*To be done*.
Copy out the data unchanged, from its first line through the line containing "toggle-rulers-icon[interactable]: [2240, 399, 2274, 433]", with both ends included.

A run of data

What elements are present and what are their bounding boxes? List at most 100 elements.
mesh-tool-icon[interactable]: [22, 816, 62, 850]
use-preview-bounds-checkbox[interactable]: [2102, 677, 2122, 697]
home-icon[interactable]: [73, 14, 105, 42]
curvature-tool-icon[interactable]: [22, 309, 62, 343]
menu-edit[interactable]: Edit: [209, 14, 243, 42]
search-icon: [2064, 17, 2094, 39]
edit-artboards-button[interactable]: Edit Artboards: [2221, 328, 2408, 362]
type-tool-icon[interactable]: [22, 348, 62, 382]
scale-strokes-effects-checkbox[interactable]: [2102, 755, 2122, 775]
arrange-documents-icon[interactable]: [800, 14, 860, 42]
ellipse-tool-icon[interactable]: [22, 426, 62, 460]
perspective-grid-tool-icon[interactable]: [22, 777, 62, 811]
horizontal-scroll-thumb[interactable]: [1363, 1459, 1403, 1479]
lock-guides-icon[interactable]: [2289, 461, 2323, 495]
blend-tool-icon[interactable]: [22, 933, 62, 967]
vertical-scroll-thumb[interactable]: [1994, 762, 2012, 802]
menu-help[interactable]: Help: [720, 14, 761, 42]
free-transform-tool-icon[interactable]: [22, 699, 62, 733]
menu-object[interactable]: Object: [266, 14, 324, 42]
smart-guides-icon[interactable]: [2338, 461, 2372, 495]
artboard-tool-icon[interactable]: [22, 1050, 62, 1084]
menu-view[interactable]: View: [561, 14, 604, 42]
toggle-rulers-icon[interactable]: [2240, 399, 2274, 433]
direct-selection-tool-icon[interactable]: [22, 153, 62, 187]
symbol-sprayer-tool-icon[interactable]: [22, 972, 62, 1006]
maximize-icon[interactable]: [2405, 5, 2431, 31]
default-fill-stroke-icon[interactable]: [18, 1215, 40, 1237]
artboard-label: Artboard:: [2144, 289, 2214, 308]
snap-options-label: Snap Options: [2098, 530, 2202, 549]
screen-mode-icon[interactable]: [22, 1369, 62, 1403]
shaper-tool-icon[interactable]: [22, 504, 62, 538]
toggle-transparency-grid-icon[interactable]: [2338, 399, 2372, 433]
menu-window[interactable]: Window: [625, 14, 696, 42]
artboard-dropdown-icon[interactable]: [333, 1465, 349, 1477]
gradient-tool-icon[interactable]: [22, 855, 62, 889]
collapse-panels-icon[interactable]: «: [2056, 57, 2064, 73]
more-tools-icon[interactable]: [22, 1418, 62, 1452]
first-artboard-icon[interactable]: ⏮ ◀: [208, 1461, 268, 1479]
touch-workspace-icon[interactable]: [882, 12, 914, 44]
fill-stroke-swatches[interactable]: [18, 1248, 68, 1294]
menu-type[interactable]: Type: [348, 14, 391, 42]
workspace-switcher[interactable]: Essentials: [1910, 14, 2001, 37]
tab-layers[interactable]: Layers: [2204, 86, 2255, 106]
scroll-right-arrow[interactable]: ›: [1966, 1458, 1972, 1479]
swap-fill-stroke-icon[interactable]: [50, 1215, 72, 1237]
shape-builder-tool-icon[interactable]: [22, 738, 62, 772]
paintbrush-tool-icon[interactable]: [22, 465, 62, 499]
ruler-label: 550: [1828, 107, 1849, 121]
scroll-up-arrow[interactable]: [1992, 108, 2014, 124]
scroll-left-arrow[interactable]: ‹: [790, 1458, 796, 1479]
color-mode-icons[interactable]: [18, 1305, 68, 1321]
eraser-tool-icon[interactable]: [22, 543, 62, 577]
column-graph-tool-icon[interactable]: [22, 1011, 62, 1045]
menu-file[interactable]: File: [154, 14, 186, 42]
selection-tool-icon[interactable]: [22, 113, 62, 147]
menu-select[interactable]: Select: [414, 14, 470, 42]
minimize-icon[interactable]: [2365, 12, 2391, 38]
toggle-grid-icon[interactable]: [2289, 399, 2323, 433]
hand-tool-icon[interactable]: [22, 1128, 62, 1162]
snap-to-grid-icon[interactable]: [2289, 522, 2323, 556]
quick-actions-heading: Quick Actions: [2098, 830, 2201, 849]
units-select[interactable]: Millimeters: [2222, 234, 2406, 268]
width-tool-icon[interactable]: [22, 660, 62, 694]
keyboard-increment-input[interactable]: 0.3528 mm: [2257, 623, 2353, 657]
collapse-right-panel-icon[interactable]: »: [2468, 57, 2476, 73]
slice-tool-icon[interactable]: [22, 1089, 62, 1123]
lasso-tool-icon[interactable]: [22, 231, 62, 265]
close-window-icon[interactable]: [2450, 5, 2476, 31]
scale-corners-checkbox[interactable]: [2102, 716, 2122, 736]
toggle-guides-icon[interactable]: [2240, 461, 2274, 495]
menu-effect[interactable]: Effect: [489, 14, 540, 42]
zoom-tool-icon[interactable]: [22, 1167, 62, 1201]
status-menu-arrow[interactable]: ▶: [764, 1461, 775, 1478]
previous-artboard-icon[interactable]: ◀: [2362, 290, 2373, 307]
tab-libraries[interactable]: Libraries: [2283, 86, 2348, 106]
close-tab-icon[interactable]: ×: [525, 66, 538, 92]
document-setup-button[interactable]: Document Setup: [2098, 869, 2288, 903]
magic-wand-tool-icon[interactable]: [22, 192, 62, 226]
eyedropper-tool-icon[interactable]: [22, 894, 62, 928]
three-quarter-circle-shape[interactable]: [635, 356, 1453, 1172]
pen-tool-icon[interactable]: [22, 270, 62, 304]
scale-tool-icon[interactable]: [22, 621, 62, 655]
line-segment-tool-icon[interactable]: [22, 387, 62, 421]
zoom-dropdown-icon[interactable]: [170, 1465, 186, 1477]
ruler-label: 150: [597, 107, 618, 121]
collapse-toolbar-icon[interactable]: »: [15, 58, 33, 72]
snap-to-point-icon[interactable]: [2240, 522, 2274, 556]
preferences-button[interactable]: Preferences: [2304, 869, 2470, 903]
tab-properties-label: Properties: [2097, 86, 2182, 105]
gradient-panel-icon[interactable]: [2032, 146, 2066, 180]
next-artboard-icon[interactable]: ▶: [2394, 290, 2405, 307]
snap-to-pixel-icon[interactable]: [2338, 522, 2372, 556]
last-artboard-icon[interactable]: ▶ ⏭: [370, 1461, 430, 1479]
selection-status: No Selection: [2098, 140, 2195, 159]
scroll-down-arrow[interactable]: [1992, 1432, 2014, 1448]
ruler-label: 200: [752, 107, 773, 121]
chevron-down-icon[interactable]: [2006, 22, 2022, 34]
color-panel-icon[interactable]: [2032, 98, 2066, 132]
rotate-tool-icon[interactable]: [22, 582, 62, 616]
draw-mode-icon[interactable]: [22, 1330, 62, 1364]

*Response*.
What elements are present and what are their bounding boxes? List at most 100 elements.
mesh-tool-icon[interactable]: [22, 816, 62, 850]
use-preview-bounds-checkbox[interactable]: [2102, 677, 2122, 697]
home-icon[interactable]: [73, 14, 105, 42]
curvature-tool-icon[interactable]: [22, 309, 62, 343]
menu-edit[interactable]: Edit: [209, 14, 243, 42]
search-icon: [2064, 17, 2094, 39]
edit-artboards-button[interactable]: Edit Artboards: [2221, 328, 2408, 362]
type-tool-icon[interactable]: [22, 348, 62, 382]
scale-strokes-effects-checkbox[interactable]: [2102, 755, 2122, 775]
arrange-documents-icon[interactable]: [800, 14, 860, 42]
ellipse-tool-icon[interactable]: [22, 426, 62, 460]
perspective-grid-tool-icon[interactable]: [22, 777, 62, 811]
horizontal-scroll-thumb[interactable]: [1363, 1459, 1403, 1479]
lock-guides-icon[interactable]: [2289, 461, 2323, 495]
blend-tool-icon[interactable]: [22, 933, 62, 967]
vertical-scroll-thumb[interactable]: [1994, 762, 2012, 802]
menu-help[interactable]: Help: [720, 14, 761, 42]
free-transform-tool-icon[interactable]: [22, 699, 62, 733]
menu-object[interactable]: Object: [266, 14, 324, 42]
smart-guides-icon[interactable]: [2338, 461, 2372, 495]
artboard-tool-icon[interactable]: [22, 1050, 62, 1084]
menu-view[interactable]: View: [561, 14, 604, 42]
toggle-rulers-icon[interactable]: [2240, 399, 2274, 433]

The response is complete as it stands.